Excerpt:
'''

Clause 9 of ISO 9001:2015 is where the system stops being a manual and starts proving it actually works. This is where internal audits, quality KPIs and management review live — the three mechanisms your organization uses to look at itself in the mirror before the external auditor walks in.
In this guide we explain what each sub-clause (9.1, 9.2 and 9.3) requires, how to build an internal audit program that’s more than paper, what documents the external auditor expects, and the most common mistakes we see when working with companies on their certification.
What you’ll find in this guide
- What does Clause 9 of ISO 9001 require?
- 9.1 Monitoring, measurement, analysis and evaluation
- 9.2 Internal audit
- 9.3 Management review
- How to implement Clause 9 in an SME
- Documents and evidence auditors ask for
- Common mistakes auditors flag
- How QualityWeb 360 makes Clause 9 easier
- Frequently asked questions
What does Clause 9 of ISO 9001 require?
Clause 9 is called “Performance evaluation” and has three sub-clauses:
- 9.1 — Monitoring, measurement, analysis and evaluation (including customer satisfaction)
- 9.2 — Internal audit
- 9.3 — Management review
In short: the organization must measure what matters, audit itself before the external auditor arrives, and bring the results to the management table so decisions can be made. If Clause 4 was the foundation of the QMS, Clause 9 is the thermometer — without it you can’t tell whether the system actually works.

'''

Listing:
'''

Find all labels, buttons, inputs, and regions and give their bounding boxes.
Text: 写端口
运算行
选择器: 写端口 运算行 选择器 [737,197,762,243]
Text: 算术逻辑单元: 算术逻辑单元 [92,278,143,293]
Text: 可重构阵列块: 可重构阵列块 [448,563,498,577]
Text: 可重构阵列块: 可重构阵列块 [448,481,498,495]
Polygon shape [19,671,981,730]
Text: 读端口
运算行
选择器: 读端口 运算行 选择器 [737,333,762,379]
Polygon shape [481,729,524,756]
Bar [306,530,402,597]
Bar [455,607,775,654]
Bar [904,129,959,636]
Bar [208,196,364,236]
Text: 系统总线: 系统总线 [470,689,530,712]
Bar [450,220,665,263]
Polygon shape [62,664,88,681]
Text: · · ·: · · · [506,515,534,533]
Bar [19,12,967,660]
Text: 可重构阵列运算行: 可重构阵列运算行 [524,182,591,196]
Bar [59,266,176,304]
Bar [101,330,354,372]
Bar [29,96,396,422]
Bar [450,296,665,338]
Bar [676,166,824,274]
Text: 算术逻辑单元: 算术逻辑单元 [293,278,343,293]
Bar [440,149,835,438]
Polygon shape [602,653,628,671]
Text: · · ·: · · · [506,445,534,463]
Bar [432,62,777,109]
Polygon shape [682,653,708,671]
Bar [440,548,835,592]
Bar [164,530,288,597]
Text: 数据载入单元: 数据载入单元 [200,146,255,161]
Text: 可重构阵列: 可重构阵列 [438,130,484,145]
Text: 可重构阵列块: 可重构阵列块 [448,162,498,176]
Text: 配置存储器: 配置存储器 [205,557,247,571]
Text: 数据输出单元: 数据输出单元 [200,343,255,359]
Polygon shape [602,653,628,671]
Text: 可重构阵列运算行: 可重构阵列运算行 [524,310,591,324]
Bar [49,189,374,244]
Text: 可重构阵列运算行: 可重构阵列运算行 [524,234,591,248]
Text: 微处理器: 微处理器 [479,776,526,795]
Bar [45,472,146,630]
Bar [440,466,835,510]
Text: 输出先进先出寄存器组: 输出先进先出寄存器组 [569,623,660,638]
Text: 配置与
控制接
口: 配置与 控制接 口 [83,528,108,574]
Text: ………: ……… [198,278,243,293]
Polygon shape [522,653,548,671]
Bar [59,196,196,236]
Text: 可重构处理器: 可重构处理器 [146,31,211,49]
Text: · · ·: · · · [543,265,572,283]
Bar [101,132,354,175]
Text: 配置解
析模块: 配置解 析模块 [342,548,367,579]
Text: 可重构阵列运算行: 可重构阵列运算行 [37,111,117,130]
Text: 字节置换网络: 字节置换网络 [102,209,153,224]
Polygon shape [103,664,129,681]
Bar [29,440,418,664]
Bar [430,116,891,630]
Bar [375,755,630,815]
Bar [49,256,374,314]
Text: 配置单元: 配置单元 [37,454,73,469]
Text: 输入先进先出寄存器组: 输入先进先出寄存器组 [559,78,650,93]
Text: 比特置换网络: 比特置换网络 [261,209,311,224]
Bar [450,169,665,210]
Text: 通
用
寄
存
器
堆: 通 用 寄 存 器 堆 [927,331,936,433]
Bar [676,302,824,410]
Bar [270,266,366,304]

'''

Task goal: Write the next part of the ISO 9001 Clause 9 guide, starting after its final sentence. The lines shown above are separate material and not part of the ISO 9001 guide.

Task result:
9.1 Monitoring, measurement, analysis and evaluation
Sub-clause 9.1 asks you to determine what you need to measure, how, when, and who analyzes the results. It has three blocks:
9.1.1 General — what to measure
The standard requires the organization to determine:
- What needs to be monitored and measured (process performance, product/service quality, customer satisfaction)
- Methods for monitoring, measurement, analysis and evaluation (inspection, surveys, KPIs)
- When monitoring is performed (frequency: daily, weekly, monthly, per batch)
- When the results are analyzed (monthly, quarterly, semiannually)
Typical output: a KPI dashboard with cards documenting formula, frequency, target, owner and data source.
9.1.2 Customer satisfaction
The standard requires you to gather information on customer perception of how well their requirements are being met. Common methods:
- Periodic satisfaction surveys (NPS, CSAT)
- Complaints and claims received
- Returns and warranty claims
- Compliments and recognitions
- Retention and repeat-purchase rate
- Meetings with key accounts
Important: having surveys isn’t enough. You must analyze the results and take action on findings. The auditor reviews whether the loop closes, not just whether surveys are sent.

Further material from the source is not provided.